• **Entries shown**
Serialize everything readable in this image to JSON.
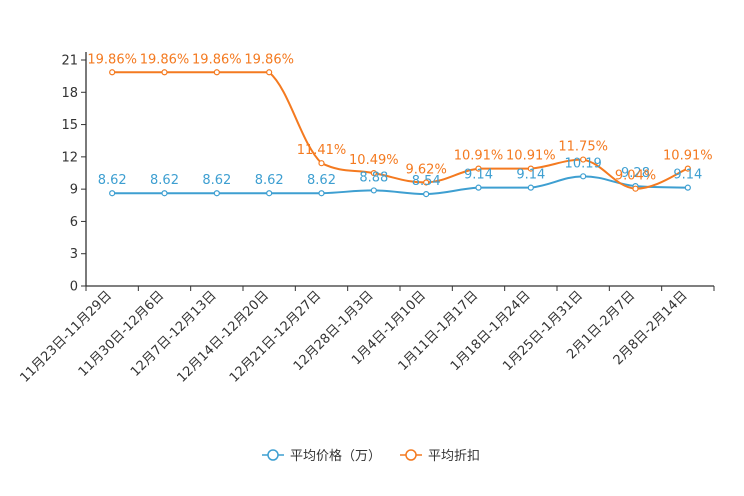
{
  "chart_data": {
    "type": "line",
    "title": "",
    "xlabel": "",
    "ylabel": "",
    "ylim": [
      0,
      21
    ],
    "yticks": [
      0,
      3,
      6,
      9,
      12,
      15,
      18,
      21
    ],
    "categories": [
      "11月23日-11月29日",
      "11月30日-12月6日",
      "12月7日-12月13日",
      "12月14日-12月20日",
      "12月21日-12月27日",
      "12月28日-1月3日",
      "1月4日-1月10日",
      "1月11日-1月17日",
      "1月18日-1月24日",
      "1月25日-1月31日",
      "2月1日-2月7日",
      "2月8日-2月14日"
    ],
    "series": [
      {
        "name": "平均价格（万）",
        "color": "#3e9fd1",
        "values": [
          8.62,
          8.62,
          8.62,
          8.62,
          8.62,
          8.88,
          8.54,
          9.14,
          9.14,
          10.19,
          9.28,
          9.14
        ],
        "labels": [
          "8.62",
          "8.62",
          "8.62",
          "8.62",
          "8.62",
          "8.88",
          "8.54",
          "9.14",
          "9.14",
          "10.19",
          "9.28",
          "9.14"
        ]
      },
      {
        "name": "平均折扣",
        "color": "#f47a20",
        "values": [
          19.86,
          19.86,
          19.86,
          19.86,
          11.41,
          10.49,
          9.62,
          10.91,
          10.91,
          11.75,
          9.04,
          10.91
        ],
        "labels": [
          "19.86%",
          "19.86%",
          "19.86%",
          "19.86%",
          "11.41%",
          "10.49%",
          "9.62%",
          "10.91%",
          "10.91%",
          "11.75%",
          "9.04%",
          "10.91%"
        ]
      }
    ],
    "legend": {
      "position": "bottom-center",
      "items": [
        "平均价格（万）",
        "平均折扣"
      ]
    }
  }
}
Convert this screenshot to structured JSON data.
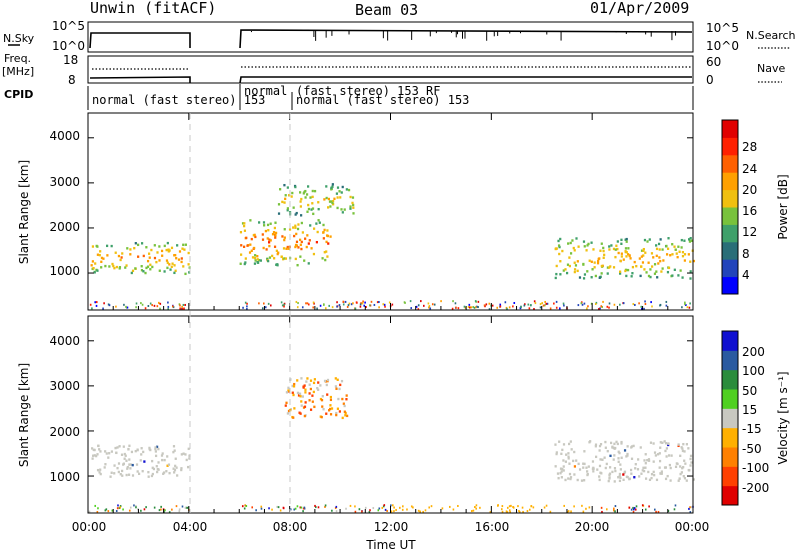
{
  "header": {
    "station": "Unwin (fitACF)",
    "beam": "Beam 03",
    "date": "01/Apr/2009"
  },
  "panels": {
    "nsky": {
      "left_label": "N.Sky",
      "right_label": "N.Search",
      "left_ticks": [
        "10^5",
        "10^0"
      ],
      "right_ticks": [
        "10^5",
        "10^0"
      ]
    },
    "freq": {
      "left_label_top": "Freq.",
      "left_label_bottom": "[MHz]",
      "right_label": "Nave",
      "left_ticks": [
        "18",
        "8"
      ],
      "right_ticks": [
        "60",
        "0"
      ]
    },
    "cpid": {
      "label": "CPID",
      "segments": [
        "normal (fast stereo) 153",
        "normal",
        "(fast stereo)  153 RF",
        "normal (fast stereo) 153"
      ]
    }
  },
  "colors": {
    "power": [
      "#0000ff",
      "#2244bb",
      "#2a6e78",
      "#3fa06a",
      "#78c23c",
      "#f0c010",
      "#ffa000",
      "#ff6000",
      "#ff2000",
      "#e00000"
    ],
    "velocity": [
      "#e00000",
      "#ff4000",
      "#ff8000",
      "#ffb000",
      "#c8c8c0",
      "#50d020",
      "#2a8c3c",
      "#2a5aa0",
      "#1010d0"
    ],
    "scatter_gray": "#c8c8c0"
  },
  "chart_data": [
    {
      "type": "heatmap",
      "name": "Power",
      "ylabel": "Slant Range [km]",
      "yticks": [
        "1000",
        "2000",
        "3000",
        "4000"
      ],
      "ylim": [
        180,
        4550
      ],
      "colorbar": {
        "label": "Power [dB]",
        "ticks": [
          "4",
          "8",
          "12",
          "16",
          "20",
          "24",
          "28"
        ],
        "range": [
          0,
          30
        ]
      },
      "bands": [
        {
          "t0": 0.1,
          "t1": 4.0,
          "r0": 1000,
          "r1": 1700,
          "level": 22
        },
        {
          "t0": 6.0,
          "t1": 9.6,
          "r0": 1200,
          "r1": 2200,
          "level": 24
        },
        {
          "t0": 7.5,
          "t1": 10.5,
          "r0": 2300,
          "r1": 3000,
          "level": 18
        },
        {
          "t0": 18.5,
          "t1": 24.0,
          "r0": 900,
          "r1": 1800,
          "level": 20
        }
      ]
    },
    {
      "type": "heatmap",
      "name": "Velocity",
      "ylabel": "Slant Range [km]",
      "yticks": [
        "1000",
        "2000",
        "3000",
        "4000"
      ],
      "ylim": [
        180,
        4550
      ],
      "xlabel": "Time UT",
      "xticks": [
        "00:00",
        "04:00",
        "08:00",
        "12:00",
        "16:00",
        "20:00",
        "00:00"
      ],
      "xlim": [
        0,
        24
      ],
      "colorbar": {
        "label": "Velocity [m s⁻¹]",
        "ticks": [
          "200",
          "100",
          "50",
          "15",
          "-15",
          "-50",
          "-100",
          "-200"
        ],
        "range": [
          -250,
          250
        ]
      },
      "bands": [
        {
          "t0": 0.1,
          "t1": 4.0,
          "r0": 1000,
          "r1": 1700,
          "velocity": 0
        },
        {
          "t0": 7.8,
          "t1": 10.3,
          "r0": 2300,
          "r1": 3200,
          "velocity": -60
        },
        {
          "t0": 18.5,
          "t1": 24.0,
          "r0": 900,
          "r1": 1800,
          "velocity": 0
        }
      ]
    }
  ]
}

• **Requirements**
Images must not appear in the copy; reproduce everything else in the records verbatim.

• **Solution to this exercise**
Serialize everything readable in this image to JSON.
{
  "chart_data": {
    "type": "line",
    "title": "",
    "xlabel": "",
    "ylabel": "",
    "ylim": [
      0,
      21
    ],
    "yticks": [
      0,
      3,
      6,
      9,
      12,
      15,
      18,
      21
    ],
    "categories": [
      "11月23日-11月29日",
      "11月30日-12月6日",
      "12月7日-12月13日",
      "12月14日-12月20日",
      "12月21日-12月27日",
      "12月28日-1月3日",
      "1月4日-1月10日",
      "1月11日-1月17日",
      "1月18日-1月24日",
      "1月25日-1月31日",
      "2月1日-2月7日",
      "2月8日-2月14日"
    ],
    "series": [
      {
        "name": "平均价格（万）",
        "color": "#3e9fd1",
        "values": [
          8.62,
          8.62,
          8.62,
          8.62,
          8.62,
          8.88,
          8.54,
          9.14,
          9.14,
          10.19,
          9.28,
          9.14
        ],
        "labels": [
          "8.62",
          "8.62",
          "8.62",
          "8.62",
          "8.62",
          "8.88",
          "8.54",
          "9.14",
          "9.14",
          "10.19",
          "9.28",
          "9.14"
        ]
      },
      {
        "name": "平均折扣",
        "color": "#f47a20",
        "values": [
          19.86,
          19.86,
          19.86,
          19.86,
          11.41,
          10.49,
          9.62,
          10.91,
          10.91,
          11.75,
          9.04,
          10.91
        ],
        "labels": [
          "19.86%",
          "19.86%",
          "19.86%",
          "19.86%",
          "11.41%",
          "10.49%",
          "9.62%",
          "10.91%",
          "10.91%",
          "11.75%",
          "9.04%",
          "10.91%"
        ]
      }
    ],
    "legend": {
      "position": "bottom-center",
      "items": [
        "平均价格（万）",
        "平均折扣"
      ]
    }
  }
}
Convert this screenshot to structured JSON data.
{
  "header": {
    "station": "Unwin (fitACF)",
    "beam": "Beam 03",
    "date": "01/Apr/2009"
  },
  "panels": {
    "nsky": {
      "left_label": "N.Sky",
      "right_label": "N.Search",
      "left_ticks": [
        "10^5",
        "10^0"
      ],
      "right_ticks": [
        "10^5",
        "10^0"
      ]
    },
    "freq": {
      "left_label_top": "Freq.",
      "left_label_bottom": "[MHz]",
      "right_label": "Nave",
      "left_ticks": [
        "18",
        "8"
      ],
      "right_ticks": [
        "60",
        "0"
      ]
    },
    "cpid": {
      "label": "CPID",
      "segments": [
        "normal (fast stereo) 153",
        "normal",
        "(fast stereo)  153 RF",
        "normal (fast stereo) 153"
      ]
    }
  },
  "colors": {
    "power": [
      "#0000ff",
      "#2244bb",
      "#2a6e78",
      "#3fa06a",
      "#78c23c",
      "#f0c010",
      "#ffa000",
      "#ff6000",
      "#ff2000",
      "#e00000"
    ],
    "velocity": [
      "#e00000",
      "#ff4000",
      "#ff8000",
      "#ffb000",
      "#c8c8c0",
      "#50d020",
      "#2a8c3c",
      "#2a5aa0",
      "#1010d0"
    ],
    "scatter_gray": "#c8c8c0"
  },
  "chart_data": [
    {
      "type": "heatmap",
      "name": "Power",
      "ylabel": "Slant Range [km]",
      "yticks": [
        "1000",
        "2000",
        "3000",
        "4000"
      ],
      "ylim": [
        180,
        4550
      ],
      "colorbar": {
        "label": "Power [dB]",
        "ticks": [
          "4",
          "8",
          "12",
          "16",
          "20",
          "24",
          "28"
        ],
        "range": [
          0,
          30
        ]
      },
      "bands": [
        {
          "t0": 0.1,
          "t1": 4.0,
          "r0": 1000,
          "r1": 1700,
          "level": 22
        },
        {
          "t0": 6.0,
          "t1": 9.6,
          "r0": 1200,
          "r1": 2200,
          "level": 24
        },
        {
          "t0": 7.5,
          "t1": 10.5,
          "r0": 2300,
          "r1": 3000,
          "level": 18
        },
        {
          "t0": 18.5,
          "t1": 24.0,
          "r0": 900,
          "r1": 1800,
          "level": 20
        }
      ]
    },
    {
      "type": "heatmap",
      "name": "Velocity",
      "ylabel": "Slant Range [km]",
      "yticks": [
        "1000",
        "2000",
        "3000",
        "4000"
      ],
      "ylim": [
        180,
        4550
      ],
      "xlabel": "Time UT",
      "xticks": [
        "00:00",
        "04:00",
        "08:00",
        "12:00",
        "16:00",
        "20:00",
        "00:00"
      ],
      "xlim": [
        0,
        24
      ],
      "colorbar": {
        "label": "Velocity [m s⁻¹]",
        "ticks": [
          "200",
          "100",
          "50",
          "15",
          "-15",
          "-50",
          "-100",
          "-200"
        ],
        "range": [
          -250,
          250
        ]
      },
      "bands": [
        {
          "t0": 0.1,
          "t1": 4.0,
          "r0": 1000,
          "r1": 1700,
          "velocity": 0
        },
        {
          "t0": 7.8,
          "t1": 10.3,
          "r0": 2300,
          "r1": 3200,
          "velocity": -60
        },
        {
          "t0": 18.5,
          "t1": 24.0,
          "r0": 900,
          "r1": 1800,
          "velocity": 0
        }
      ]
    }
  ]
}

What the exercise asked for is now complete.